## Exercise requirements
Leaving out the pictures, please retype each record exactly.

(Extracted data entries)
======

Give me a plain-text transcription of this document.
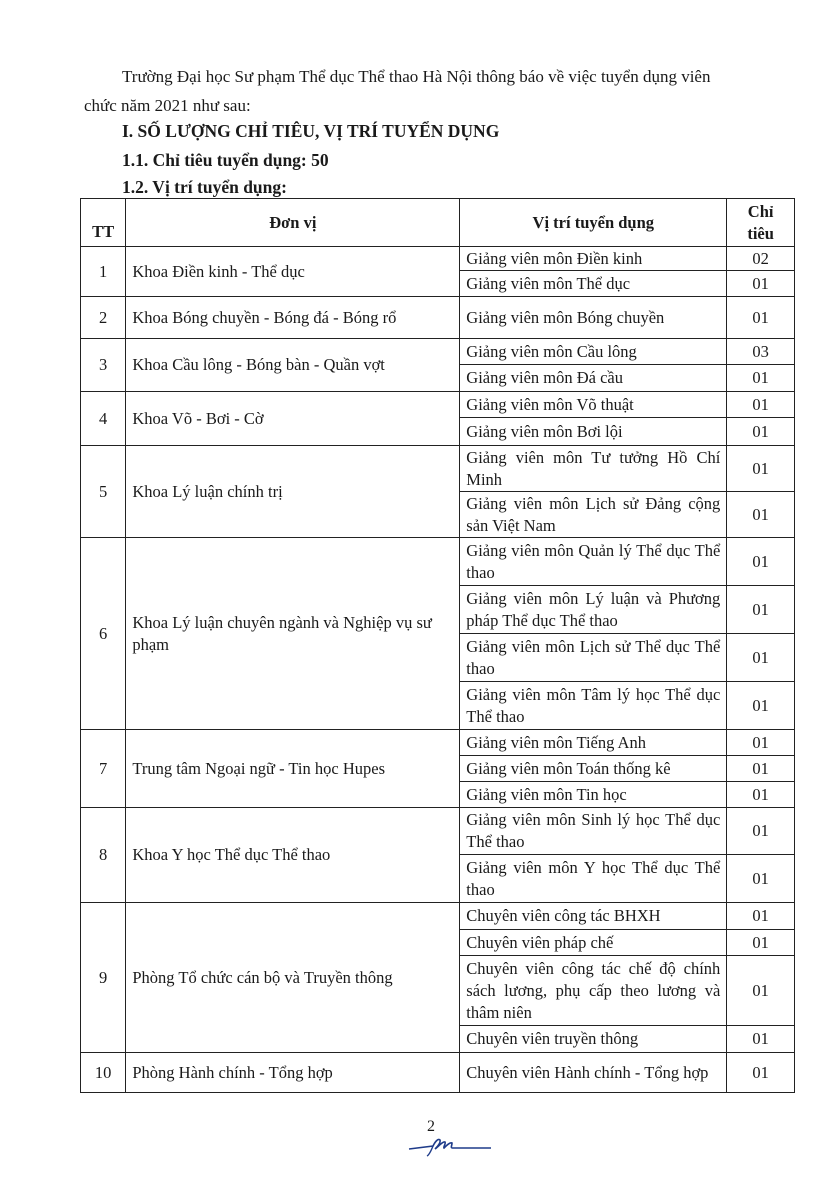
Trường Đại học Sư phạm Thể dục Thể thao Hà Nội thông báo về việc tuyển dụng viên
chức năm 2021 như sau:
I. SỐ LƯỢNG CHỈ TIÊU, VỊ TRÍ TUYỂN DỤNG
1.1. Chỉ tiêu tuyển dụng: 50
1.2. Vị trí tuyển dụng:
TT	Đơn vị	Vị trí tuyển dụng	Chỉ tiêu
1	Khoa Điền kinh - Thể dục	Giảng viên môn Điền kinh	02
		Giảng viên môn Thể dục	01
2	Khoa Bóng chuyền - Bóng đá - Bóng rổ	Giảng viên môn Bóng chuyền	01
3	Khoa Cầu lông - Bóng bàn - Quần vợt	Giảng viên môn Cầu lông	03
		Giảng viên môn Đá cầu	01
4	Khoa Võ - Bơi - Cờ	Giảng viên môn Võ thuật	01
		Giảng viên môn Bơi lội	01
5	Khoa Lý luận chính trị	Giảng viên môn Tư tưởng Hồ Chí Minh	01
		Giảng viên môn Lịch sử Đảng cộng sản Việt Nam	01
6	Khoa Lý luận chuyên ngành và Nghiệp vụ sư phạm	Giảng viên môn Quản lý Thể dục Thể thao	01
		Giảng viên môn Lý luận và Phương pháp Thể dục Thể thao	01
		Giảng viên môn Lịch sử Thể dục Thể thao	01
		Giảng viên môn Tâm lý học Thể dục Thể thao	01
7	Trung tâm Ngoại ngữ - Tin học Hupes	Giảng viên môn Tiếng Anh	01
		Giảng viên môn Toán thống kê	01
		Giảng viên môn Tin học	01
8	Khoa Y học Thể dục Thể thao	Giảng viên môn Sinh lý học Thể dục Thể thao	01
		Giảng viên môn Y học Thể dục Thể thao	01
9	Phòng Tổ chức cán bộ và Truyền thông	Chuyên viên công tác BHXH	01
		Chuyên viên pháp chế	01
		Chuyên viên công tác chế độ chính sách lương, phụ cấp theo lương và thâm niên	01
		Chuyên viên truyền thông	01
10	Phòng Hành chính - Tổng hợp	Chuyên viên Hành chính - Tổng hợp	01
2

======

## Problem solution
Give me a plain-text transcription of this document.
Trường Đại học Sư phạm Thể dục Thể thao Hà Nội thông báo về việc tuyển dụng viên
chức năm 2021 như sau:
I. SỐ LƯỢNG CHỈ TIÊU, VỊ TRÍ TUYỂN DỤNG
1.1. Chỉ tiêu tuyển dụng: 50
1.2. Vị trí tuyển dụng:
TT	Đơn vị	Vị trí tuyển dụng	Chỉ tiêu
1	Khoa Điền kinh - Thể dục	Giảng viên môn Điền kinh	02
		Giảng viên môn Thể dục	01
2	Khoa Bóng chuyền - Bóng đá - Bóng rổ	Giảng viên môn Bóng chuyền	01
3	Khoa Cầu lông - Bóng bàn - Quần vợt	Giảng viên môn Cầu lông	03
		Giảng viên môn Đá cầu	01
4	Khoa Võ - Bơi - Cờ	Giảng viên môn Võ thuật	01
		Giảng viên môn Bơi lội	01
5	Khoa Lý luận chính trị	Giảng viên môn Tư tưởng Hồ Chí Minh	01
		Giảng viên môn Lịch sử Đảng cộng sản Việt Nam	01
6	Khoa Lý luận chuyên ngành và Nghiệp vụ sư phạm	Giảng viên môn Quản lý Thể dục Thể thao	01
		Giảng viên môn Lý luận và Phương pháp Thể dục Thể thao	01
		Giảng viên môn Lịch sử Thể dục Thể thao	01
		Giảng viên môn Tâm lý học Thể dục Thể thao	01
7	Trung tâm Ngoại ngữ - Tin học Hupes	Giảng viên môn Tiếng Anh	01
		Giảng viên môn Toán thống kê	01
		Giảng viên môn Tin học	01
8	Khoa Y học Thể dục Thể thao	Giảng viên môn Sinh lý học Thể dục Thể thao	01
		Giảng viên môn Y học Thể dục Thể thao	01
9	Phòng Tổ chức cán bộ và Truyền thông	Chuyên viên công tác BHXH	01
		Chuyên viên pháp chế	01
		Chuyên viên công tác chế độ chính sách lương, phụ cấp theo lương và thâm niên	01
		Chuyên viên truyền thông	01
10	Phòng Hành chính - Tổng hợp	Chuyên viên Hành chính - Tổng hợp	01
2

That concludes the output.